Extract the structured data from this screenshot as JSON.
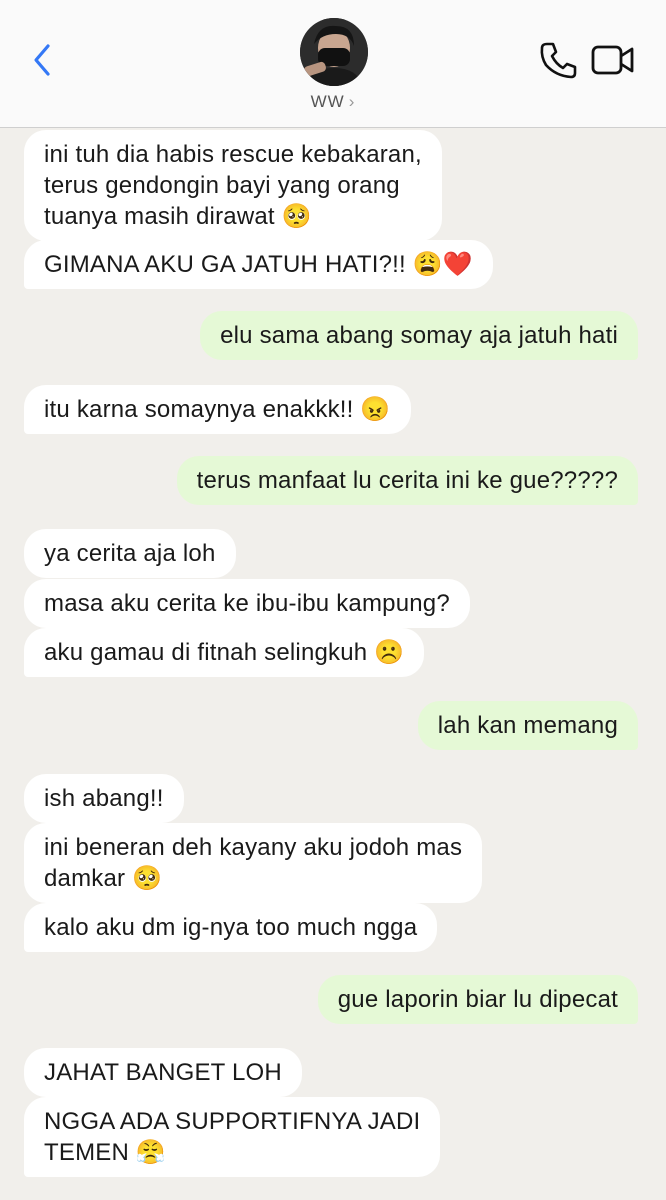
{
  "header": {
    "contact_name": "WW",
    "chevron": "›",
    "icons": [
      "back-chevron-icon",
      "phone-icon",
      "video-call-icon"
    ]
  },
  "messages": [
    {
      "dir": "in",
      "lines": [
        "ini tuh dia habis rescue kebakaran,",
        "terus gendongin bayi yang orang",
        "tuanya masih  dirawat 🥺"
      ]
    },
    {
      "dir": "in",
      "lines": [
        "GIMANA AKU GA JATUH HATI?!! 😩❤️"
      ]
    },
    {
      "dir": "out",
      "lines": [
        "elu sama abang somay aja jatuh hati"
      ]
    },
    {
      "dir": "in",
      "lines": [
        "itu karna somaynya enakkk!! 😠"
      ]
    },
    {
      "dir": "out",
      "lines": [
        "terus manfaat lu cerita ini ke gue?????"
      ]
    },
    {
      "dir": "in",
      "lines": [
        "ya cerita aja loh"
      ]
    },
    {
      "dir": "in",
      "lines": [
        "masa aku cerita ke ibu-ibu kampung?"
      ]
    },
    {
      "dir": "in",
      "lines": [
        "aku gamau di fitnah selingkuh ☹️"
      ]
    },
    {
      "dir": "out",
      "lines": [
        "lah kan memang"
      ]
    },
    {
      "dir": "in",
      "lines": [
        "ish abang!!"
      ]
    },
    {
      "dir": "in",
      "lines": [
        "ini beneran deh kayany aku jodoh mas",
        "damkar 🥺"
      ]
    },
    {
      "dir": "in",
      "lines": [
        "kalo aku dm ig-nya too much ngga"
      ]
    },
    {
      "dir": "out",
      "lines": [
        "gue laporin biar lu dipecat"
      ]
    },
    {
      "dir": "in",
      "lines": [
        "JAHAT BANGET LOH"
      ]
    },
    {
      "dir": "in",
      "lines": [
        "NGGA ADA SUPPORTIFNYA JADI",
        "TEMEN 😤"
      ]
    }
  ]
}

++++++++++

_Problem to work on_. Track down the lines that include the word "terus" and copy them.

_Output_.
        "terus gendongin bayi yang orang",
        "terus manfaat lu cerita ini ke gue?????"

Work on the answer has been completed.